## start Entries
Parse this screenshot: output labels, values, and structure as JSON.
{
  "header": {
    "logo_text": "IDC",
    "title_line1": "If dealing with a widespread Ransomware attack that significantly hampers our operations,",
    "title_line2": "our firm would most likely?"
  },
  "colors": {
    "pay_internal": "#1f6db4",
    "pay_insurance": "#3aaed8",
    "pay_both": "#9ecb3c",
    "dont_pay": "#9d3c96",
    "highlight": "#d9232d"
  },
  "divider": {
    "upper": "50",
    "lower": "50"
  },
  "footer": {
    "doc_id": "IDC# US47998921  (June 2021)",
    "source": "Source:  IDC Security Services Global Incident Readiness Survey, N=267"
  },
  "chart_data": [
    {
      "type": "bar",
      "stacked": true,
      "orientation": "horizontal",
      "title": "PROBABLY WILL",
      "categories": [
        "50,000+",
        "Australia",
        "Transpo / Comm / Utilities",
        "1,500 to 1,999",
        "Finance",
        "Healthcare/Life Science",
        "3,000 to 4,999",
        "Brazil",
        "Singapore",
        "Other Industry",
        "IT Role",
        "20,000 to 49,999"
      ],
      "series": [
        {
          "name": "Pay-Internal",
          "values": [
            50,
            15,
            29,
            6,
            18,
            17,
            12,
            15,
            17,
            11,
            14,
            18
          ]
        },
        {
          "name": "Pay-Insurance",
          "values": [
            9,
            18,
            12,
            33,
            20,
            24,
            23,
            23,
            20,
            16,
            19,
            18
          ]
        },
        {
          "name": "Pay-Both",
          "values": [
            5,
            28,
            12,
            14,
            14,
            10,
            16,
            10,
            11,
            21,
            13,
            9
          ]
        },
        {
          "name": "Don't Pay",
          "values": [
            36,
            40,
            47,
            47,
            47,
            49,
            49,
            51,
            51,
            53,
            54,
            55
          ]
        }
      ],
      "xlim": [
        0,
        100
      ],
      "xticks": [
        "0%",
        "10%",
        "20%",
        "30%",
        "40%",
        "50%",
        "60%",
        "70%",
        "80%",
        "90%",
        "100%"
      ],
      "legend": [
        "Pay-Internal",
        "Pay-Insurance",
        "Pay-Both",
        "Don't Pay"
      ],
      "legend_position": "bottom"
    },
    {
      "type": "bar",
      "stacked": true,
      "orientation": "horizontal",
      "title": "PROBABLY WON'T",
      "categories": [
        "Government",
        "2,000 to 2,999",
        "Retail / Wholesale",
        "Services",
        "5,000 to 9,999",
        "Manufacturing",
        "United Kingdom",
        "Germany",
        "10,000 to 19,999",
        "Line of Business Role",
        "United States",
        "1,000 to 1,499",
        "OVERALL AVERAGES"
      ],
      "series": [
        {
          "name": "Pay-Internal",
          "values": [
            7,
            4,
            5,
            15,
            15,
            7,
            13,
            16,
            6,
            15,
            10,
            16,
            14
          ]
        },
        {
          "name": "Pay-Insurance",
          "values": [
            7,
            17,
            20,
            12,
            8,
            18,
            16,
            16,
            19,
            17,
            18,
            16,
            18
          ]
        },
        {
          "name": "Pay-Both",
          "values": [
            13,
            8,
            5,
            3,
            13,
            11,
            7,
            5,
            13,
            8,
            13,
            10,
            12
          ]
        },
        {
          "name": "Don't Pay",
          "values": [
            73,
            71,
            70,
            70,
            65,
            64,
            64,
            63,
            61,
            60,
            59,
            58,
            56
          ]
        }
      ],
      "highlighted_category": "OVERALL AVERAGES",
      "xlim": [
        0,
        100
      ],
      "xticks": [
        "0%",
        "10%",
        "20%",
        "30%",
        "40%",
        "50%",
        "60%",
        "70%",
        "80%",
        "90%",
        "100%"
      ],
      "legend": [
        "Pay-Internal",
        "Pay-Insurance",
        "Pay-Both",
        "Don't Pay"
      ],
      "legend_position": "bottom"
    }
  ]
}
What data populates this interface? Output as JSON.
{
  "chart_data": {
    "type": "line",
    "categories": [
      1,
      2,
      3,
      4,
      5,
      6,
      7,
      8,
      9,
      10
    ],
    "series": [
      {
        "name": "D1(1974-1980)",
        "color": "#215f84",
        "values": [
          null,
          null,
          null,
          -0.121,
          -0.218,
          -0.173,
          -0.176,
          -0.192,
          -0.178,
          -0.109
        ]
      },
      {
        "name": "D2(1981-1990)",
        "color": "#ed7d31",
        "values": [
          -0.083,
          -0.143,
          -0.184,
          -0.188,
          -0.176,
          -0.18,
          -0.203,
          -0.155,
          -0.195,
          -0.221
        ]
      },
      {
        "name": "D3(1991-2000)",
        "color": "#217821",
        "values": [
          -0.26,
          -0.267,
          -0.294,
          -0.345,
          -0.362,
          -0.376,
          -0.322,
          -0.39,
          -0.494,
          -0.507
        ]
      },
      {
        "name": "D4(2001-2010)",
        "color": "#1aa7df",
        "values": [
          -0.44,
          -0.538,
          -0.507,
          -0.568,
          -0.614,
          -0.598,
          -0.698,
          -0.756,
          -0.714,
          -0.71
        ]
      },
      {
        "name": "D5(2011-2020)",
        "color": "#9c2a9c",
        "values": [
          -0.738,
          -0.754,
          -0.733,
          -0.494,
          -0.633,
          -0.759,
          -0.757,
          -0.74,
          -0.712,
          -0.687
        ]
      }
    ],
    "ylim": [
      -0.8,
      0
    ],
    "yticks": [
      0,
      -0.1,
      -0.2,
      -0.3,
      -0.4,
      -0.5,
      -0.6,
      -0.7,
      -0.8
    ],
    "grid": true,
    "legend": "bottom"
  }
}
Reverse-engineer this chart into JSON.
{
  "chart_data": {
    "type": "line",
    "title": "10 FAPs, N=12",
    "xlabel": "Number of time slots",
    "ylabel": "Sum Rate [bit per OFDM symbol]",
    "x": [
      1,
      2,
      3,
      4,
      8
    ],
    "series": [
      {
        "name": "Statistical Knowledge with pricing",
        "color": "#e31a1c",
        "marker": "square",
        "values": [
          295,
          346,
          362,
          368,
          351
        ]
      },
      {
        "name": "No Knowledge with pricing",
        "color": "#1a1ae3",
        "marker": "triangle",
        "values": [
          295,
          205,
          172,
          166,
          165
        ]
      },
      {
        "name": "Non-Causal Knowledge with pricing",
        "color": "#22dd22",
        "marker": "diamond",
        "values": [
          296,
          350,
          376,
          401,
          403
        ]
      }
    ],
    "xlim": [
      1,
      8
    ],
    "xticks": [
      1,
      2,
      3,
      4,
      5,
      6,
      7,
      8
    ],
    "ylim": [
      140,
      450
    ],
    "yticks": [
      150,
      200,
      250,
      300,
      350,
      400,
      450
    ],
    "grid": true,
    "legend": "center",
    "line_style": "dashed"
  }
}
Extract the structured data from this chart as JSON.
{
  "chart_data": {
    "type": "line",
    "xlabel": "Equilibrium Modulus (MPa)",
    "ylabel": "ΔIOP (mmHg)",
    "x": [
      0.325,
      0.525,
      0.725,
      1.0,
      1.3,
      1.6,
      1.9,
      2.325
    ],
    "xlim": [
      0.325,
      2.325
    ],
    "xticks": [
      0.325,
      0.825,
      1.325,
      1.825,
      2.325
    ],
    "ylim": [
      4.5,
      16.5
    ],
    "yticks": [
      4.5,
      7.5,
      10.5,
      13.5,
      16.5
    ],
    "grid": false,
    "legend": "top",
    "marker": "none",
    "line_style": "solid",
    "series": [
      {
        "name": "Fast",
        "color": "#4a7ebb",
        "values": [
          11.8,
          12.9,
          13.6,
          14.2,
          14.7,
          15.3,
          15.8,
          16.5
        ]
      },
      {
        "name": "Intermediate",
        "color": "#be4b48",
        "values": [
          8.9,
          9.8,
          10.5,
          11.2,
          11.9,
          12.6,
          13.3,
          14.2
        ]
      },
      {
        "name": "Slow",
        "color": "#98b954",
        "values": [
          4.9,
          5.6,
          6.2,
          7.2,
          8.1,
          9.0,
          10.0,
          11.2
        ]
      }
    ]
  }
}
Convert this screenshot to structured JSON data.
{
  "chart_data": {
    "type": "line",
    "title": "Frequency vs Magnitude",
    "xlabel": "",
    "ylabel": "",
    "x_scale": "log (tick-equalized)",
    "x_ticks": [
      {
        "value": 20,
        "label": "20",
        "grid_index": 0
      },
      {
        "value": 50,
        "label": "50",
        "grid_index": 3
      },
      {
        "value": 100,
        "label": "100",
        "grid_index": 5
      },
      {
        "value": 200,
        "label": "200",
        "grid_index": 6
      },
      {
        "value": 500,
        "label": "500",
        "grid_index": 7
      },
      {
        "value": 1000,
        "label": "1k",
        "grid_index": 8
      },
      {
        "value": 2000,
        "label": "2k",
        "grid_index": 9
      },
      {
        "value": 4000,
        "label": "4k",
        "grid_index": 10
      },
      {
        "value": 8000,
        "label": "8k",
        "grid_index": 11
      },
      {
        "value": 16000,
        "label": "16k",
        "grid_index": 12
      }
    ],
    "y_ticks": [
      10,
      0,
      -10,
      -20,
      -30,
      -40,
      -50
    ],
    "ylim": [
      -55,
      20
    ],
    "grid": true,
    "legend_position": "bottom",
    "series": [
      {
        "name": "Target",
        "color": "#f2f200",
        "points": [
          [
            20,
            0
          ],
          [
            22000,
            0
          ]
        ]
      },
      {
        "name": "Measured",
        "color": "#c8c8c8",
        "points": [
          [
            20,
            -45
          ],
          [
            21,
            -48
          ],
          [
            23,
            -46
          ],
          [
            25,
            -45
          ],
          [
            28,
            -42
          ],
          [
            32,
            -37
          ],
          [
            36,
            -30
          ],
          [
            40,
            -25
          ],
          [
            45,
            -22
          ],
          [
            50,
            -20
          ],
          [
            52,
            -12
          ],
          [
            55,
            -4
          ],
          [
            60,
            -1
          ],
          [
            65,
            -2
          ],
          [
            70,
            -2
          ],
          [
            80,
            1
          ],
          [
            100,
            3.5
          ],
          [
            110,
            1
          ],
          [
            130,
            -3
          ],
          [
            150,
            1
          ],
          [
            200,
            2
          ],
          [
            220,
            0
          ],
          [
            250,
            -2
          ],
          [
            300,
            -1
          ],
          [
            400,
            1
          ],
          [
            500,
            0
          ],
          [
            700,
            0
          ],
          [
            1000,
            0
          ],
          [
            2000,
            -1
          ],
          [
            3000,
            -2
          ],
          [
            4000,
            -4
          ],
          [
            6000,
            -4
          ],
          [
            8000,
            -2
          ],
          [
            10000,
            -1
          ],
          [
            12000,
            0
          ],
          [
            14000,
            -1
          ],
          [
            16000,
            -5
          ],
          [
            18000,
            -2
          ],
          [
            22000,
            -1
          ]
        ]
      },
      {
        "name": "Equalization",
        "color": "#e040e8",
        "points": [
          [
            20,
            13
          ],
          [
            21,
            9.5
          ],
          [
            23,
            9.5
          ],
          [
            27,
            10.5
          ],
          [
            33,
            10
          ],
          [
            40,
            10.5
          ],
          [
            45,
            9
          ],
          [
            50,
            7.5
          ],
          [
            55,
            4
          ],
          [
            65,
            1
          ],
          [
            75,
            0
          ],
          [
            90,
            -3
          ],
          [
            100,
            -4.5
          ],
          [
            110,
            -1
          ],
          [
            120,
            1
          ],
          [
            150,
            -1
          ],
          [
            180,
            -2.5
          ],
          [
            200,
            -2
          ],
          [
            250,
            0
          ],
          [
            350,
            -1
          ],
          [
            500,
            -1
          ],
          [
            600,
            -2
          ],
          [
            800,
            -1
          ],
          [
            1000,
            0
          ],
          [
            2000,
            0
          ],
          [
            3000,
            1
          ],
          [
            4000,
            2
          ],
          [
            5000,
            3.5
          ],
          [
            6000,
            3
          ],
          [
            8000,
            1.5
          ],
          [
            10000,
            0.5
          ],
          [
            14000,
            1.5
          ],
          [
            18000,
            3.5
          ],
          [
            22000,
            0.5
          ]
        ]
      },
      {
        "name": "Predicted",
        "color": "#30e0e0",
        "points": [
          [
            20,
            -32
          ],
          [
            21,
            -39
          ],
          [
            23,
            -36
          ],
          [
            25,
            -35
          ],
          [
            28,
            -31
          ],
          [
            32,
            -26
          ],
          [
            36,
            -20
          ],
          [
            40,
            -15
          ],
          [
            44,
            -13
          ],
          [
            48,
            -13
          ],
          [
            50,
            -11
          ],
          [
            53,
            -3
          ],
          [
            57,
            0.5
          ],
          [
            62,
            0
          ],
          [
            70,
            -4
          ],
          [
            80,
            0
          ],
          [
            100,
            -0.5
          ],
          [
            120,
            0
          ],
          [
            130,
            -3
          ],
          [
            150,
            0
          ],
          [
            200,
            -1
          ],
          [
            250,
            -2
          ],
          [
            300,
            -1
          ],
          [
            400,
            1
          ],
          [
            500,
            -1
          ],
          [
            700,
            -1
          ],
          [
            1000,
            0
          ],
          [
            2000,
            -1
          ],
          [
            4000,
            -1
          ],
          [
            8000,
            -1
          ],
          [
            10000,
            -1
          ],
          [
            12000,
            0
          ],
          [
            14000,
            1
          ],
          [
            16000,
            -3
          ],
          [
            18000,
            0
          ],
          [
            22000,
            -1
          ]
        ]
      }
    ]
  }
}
## end Entries
Prompt
Examine the records and pull out every line where the string "xlabel" occurs.

Problem solution
    "xlabel": "Number of time slots",
    "xlabel": "Equilibrium Modulus (MPa)",
    "xlabel": "",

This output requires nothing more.